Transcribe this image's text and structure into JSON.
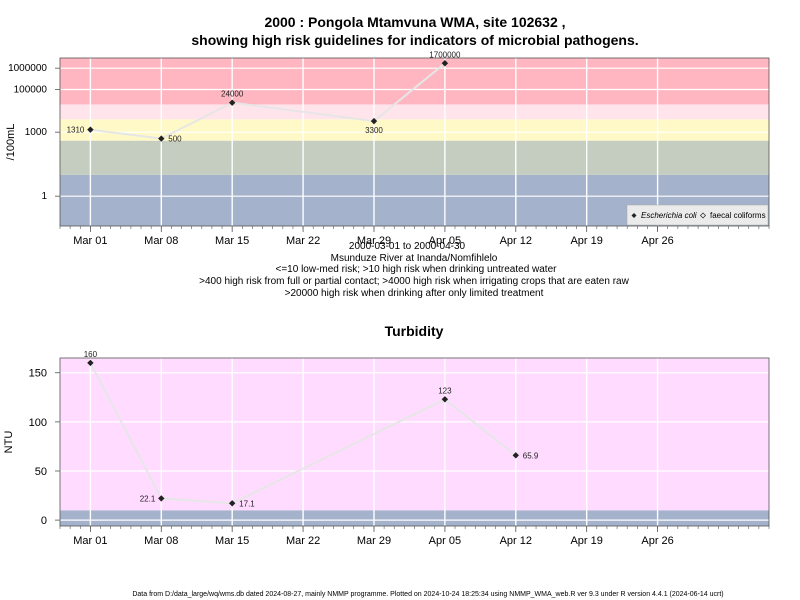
{
  "header": {
    "title_line1": "2000 : Pongola Mtamvuna WMA, site 102632 ,",
    "title_line2": "showing high risk guidelines for indicators of microbial pathogens."
  },
  "info": {
    "date_range": "2000-03-01 to 2000-04-30",
    "location": "Msunduze River at Inanda/Nomfihlelo",
    "risk_line1": "<=10 low-med risk; >10 high risk when drinking untreated water",
    "risk_line2": ">400 high risk from full or partial contact; >4000 high risk when irrigating crops that are eaten raw",
    "risk_line3": ">20000 high risk when drinking after only limited treatment"
  },
  "footer": "Data from D:/data_large/wq/wms.db dated 2024-08-27, mainly NMMP programme. Plotted on 2024-10-24 18:25:34 using NMMP_WMA_web.R ver 9.3 under R version 4.4.1 (2024-06-14 ucrt)",
  "colors": {
    "band_red": "#ffb6c1",
    "band_pink": "#ffe4ec",
    "band_yellow": "#fff9c8",
    "band_sage": "#c4cdbf",
    "band_blue": "#a4b2cb",
    "turb_bg": "#ffdcff",
    "line": "#e6e6e6",
    "point": "#222222"
  },
  "chart_data": [
    {
      "type": "line",
      "title": "",
      "ylabel": "/100mL",
      "yscale": "log10",
      "ylim": [
        0.04,
        3000000
      ],
      "x_ticks": [
        "Mar 01",
        "Mar 08",
        "Mar 15",
        "Mar 22",
        "Mar 29",
        "Apr 05",
        "Apr 12",
        "Apr 19",
        "Apr 26"
      ],
      "x_tick_dates": [
        "2000-03-01",
        "2000-03-08",
        "2000-03-15",
        "2000-03-22",
        "2000-03-29",
        "2000-04-05",
        "2000-04-12",
        "2000-04-19",
        "2000-04-26"
      ],
      "x_range": [
        "2000-02-27",
        "2000-05-07"
      ],
      "y_ticks": [
        1,
        1000,
        100000,
        1000000
      ],
      "y_tick_labels": [
        "1",
        "1000",
        "100000",
        "1000000"
      ],
      "guideline_bands": [
        {
          "from": 0.04,
          "to": 10,
          "color": "#a4b2cb"
        },
        {
          "from": 10,
          "to": 400,
          "color": "#c4cdbf"
        },
        {
          "from": 400,
          "to": 4000,
          "color": "#fff9c8"
        },
        {
          "from": 4000,
          "to": 20000,
          "color": "#ffe4ec"
        },
        {
          "from": 20000,
          "to": 3000000,
          "color": "#ffb6c1"
        }
      ],
      "series": [
        {
          "name": "Escherichia coli",
          "x": [
            "2000-03-01",
            "2000-03-08",
            "2000-03-15",
            "2000-03-29",
            "2000-04-05"
          ],
          "values": [
            1310,
            500,
            24000,
            3300,
            1700000
          ],
          "labels": [
            "1310",
            "500",
            "24000",
            "3300",
            "1700000"
          ]
        }
      ],
      "legend": {
        "position": "bottom-right",
        "entries": [
          "Escherichia coli",
          "faecal coliforms"
        ]
      }
    },
    {
      "type": "line",
      "title": "Turbidity",
      "ylabel": "NTU",
      "ylim": [
        -6,
        165
      ],
      "x_ticks": [
        "Mar 01",
        "Mar 08",
        "Mar 15",
        "Mar 22",
        "Mar 29",
        "Apr 05",
        "Apr 12",
        "Apr 19",
        "Apr 26"
      ],
      "x_tick_dates": [
        "2000-03-01",
        "2000-03-08",
        "2000-03-15",
        "2000-03-22",
        "2000-03-29",
        "2000-04-05",
        "2000-04-12",
        "2000-04-19",
        "2000-04-26"
      ],
      "x_range": [
        "2000-02-27",
        "2000-05-07"
      ],
      "y_ticks": [
        0,
        50,
        100,
        150
      ],
      "y_tick_labels": [
        "0",
        "50",
        "100",
        "150"
      ],
      "guideline_bands": [
        {
          "from": -6,
          "to": 10,
          "color": "#a4b2cb"
        },
        {
          "from": 10,
          "to": 165,
          "color": "#ffdcff"
        }
      ],
      "series": [
        {
          "x": [
            "2000-03-01",
            "2000-03-08",
            "2000-03-15",
            "2000-04-05",
            "2000-04-12"
          ],
          "values": [
            160,
            22.1,
            17.1,
            123,
            65.9
          ],
          "labels": [
            "160",
            "22.1",
            "17.1",
            "123",
            "65.9"
          ]
        }
      ]
    }
  ]
}
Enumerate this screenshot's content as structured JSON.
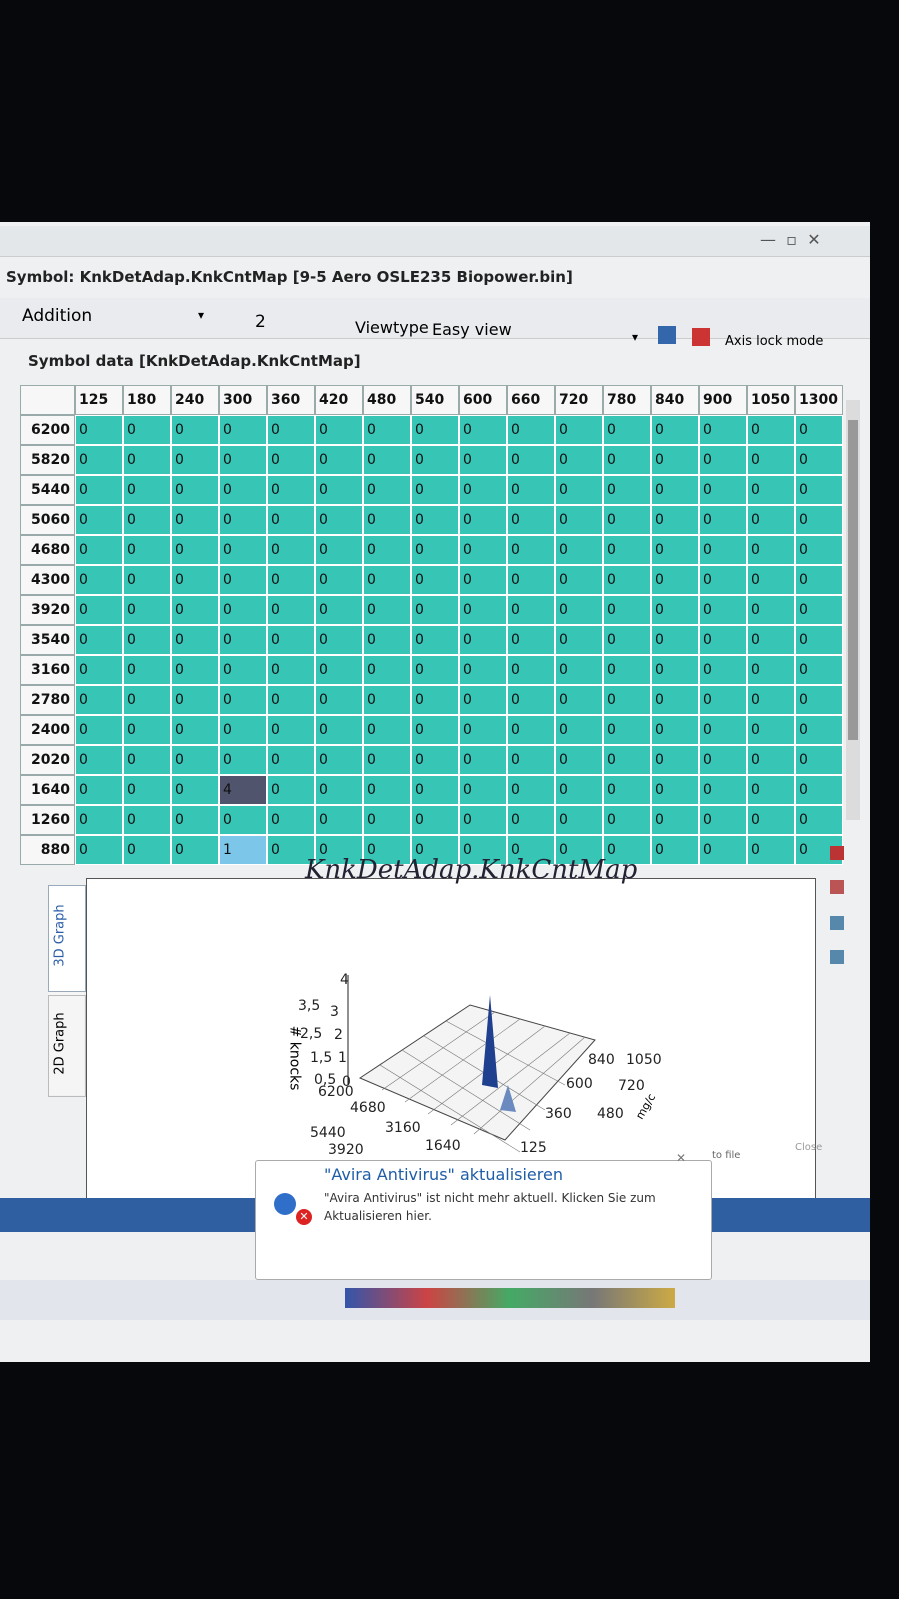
{
  "window": {
    "title": "Symbol: KnkDetAdap.KnkCntMap [9-5 Aero OSLE235 Biopower.bin]"
  },
  "toolbar": {
    "mode": "Addition",
    "value": "2",
    "viewtype_label": "Viewtype",
    "viewtype": "Easy view",
    "axis_lock": "Axis lock mode"
  },
  "symbol_data": {
    "label": "Symbol data [KnkDetAdap.KnkCntMap]",
    "columns": [
      125,
      180,
      240,
      300,
      360,
      420,
      480,
      540,
      600,
      660,
      720,
      780,
      840,
      900,
      1050,
      1300
    ],
    "rows": [
      {
        "label": 6200,
        "values": [
          0,
          0,
          0,
          0,
          0,
          0,
          0,
          0,
          0,
          0,
          0,
          0,
          0,
          0,
          0,
          0
        ]
      },
      {
        "label": 5820,
        "values": [
          0,
          0,
          0,
          0,
          0,
          0,
          0,
          0,
          0,
          0,
          0,
          0,
          0,
          0,
          0,
          0
        ]
      },
      {
        "label": 5440,
        "values": [
          0,
          0,
          0,
          0,
          0,
          0,
          0,
          0,
          0,
          0,
          0,
          0,
          0,
          0,
          0,
          0
        ]
      },
      {
        "label": 5060,
        "values": [
          0,
          0,
          0,
          0,
          0,
          0,
          0,
          0,
          0,
          0,
          0,
          0,
          0,
          0,
          0,
          0
        ]
      },
      {
        "label": 4680,
        "values": [
          0,
          0,
          0,
          0,
          0,
          0,
          0,
          0,
          0,
          0,
          0,
          0,
          0,
          0,
          0,
          0
        ]
      },
      {
        "label": 4300,
        "values": [
          0,
          0,
          0,
          0,
          0,
          0,
          0,
          0,
          0,
          0,
          0,
          0,
          0,
          0,
          0,
          0
        ]
      },
      {
        "label": 3920,
        "values": [
          0,
          0,
          0,
          0,
          0,
          0,
          0,
          0,
          0,
          0,
          0,
          0,
          0,
          0,
          0,
          0
        ]
      },
      {
        "label": 3540,
        "values": [
          0,
          0,
          0,
          0,
          0,
          0,
          0,
          0,
          0,
          0,
          0,
          0,
          0,
          0,
          0,
          0
        ]
      },
      {
        "label": 3160,
        "values": [
          0,
          0,
          0,
          0,
          0,
          0,
          0,
          0,
          0,
          0,
          0,
          0,
          0,
          0,
          0,
          0
        ]
      },
      {
        "label": 2780,
        "values": [
          0,
          0,
          0,
          0,
          0,
          0,
          0,
          0,
          0,
          0,
          0,
          0,
          0,
          0,
          0,
          0
        ]
      },
      {
        "label": 2400,
        "values": [
          0,
          0,
          0,
          0,
          0,
          0,
          0,
          0,
          0,
          0,
          0,
          0,
          0,
          0,
          0,
          0
        ]
      },
      {
        "label": 2020,
        "values": [
          0,
          0,
          0,
          0,
          0,
          0,
          0,
          0,
          0,
          0,
          0,
          0,
          0,
          0,
          0,
          0
        ]
      },
      {
        "label": 1640,
        "values": [
          0,
          0,
          0,
          4,
          0,
          0,
          0,
          0,
          0,
          0,
          0,
          0,
          0,
          0,
          0,
          0
        ]
      },
      {
        "label": 1260,
        "values": [
          0,
          0,
          0,
          0,
          0,
          0,
          0,
          0,
          0,
          0,
          0,
          0,
          0,
          0,
          0,
          0
        ]
      },
      {
        "label": 880,
        "values": [
          0,
          0,
          0,
          1,
          0,
          0,
          0,
          0,
          0,
          0,
          0,
          0,
          0,
          0,
          0,
          0
        ]
      }
    ]
  },
  "graph": {
    "title": "KnkDetAdap.KnkCntMap",
    "tabs": [
      "3D Graph",
      "2D Graph"
    ],
    "z_axis_title": "# knocks",
    "z_ticks": [
      "4",
      "3,5",
      "3",
      "2,5",
      "2",
      "1,5",
      "1",
      "0,5",
      "0"
    ],
    "y_ticks": [
      "6200",
      "5440",
      "4680",
      "3920",
      "3160",
      "1640"
    ],
    "x_ticks": [
      "840",
      "1050",
      "600",
      "720",
      "360",
      "480",
      "125"
    ],
    "x_axis_title": "mg/c"
  },
  "buttons": {
    "save": "to file",
    "close": "Close"
  },
  "notification": {
    "title": "\"Avira Antivirus\" aktualisieren",
    "body": "\"Avira Antivirus\" ist nicht mehr aktuell. Klicken Sie zum Aktualisieren hier."
  }
}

» WORK REQUIRED
Nothing but a number is expected: the tally of lines in the records that include the word "mode".

» PROBLEM SOLUTION
2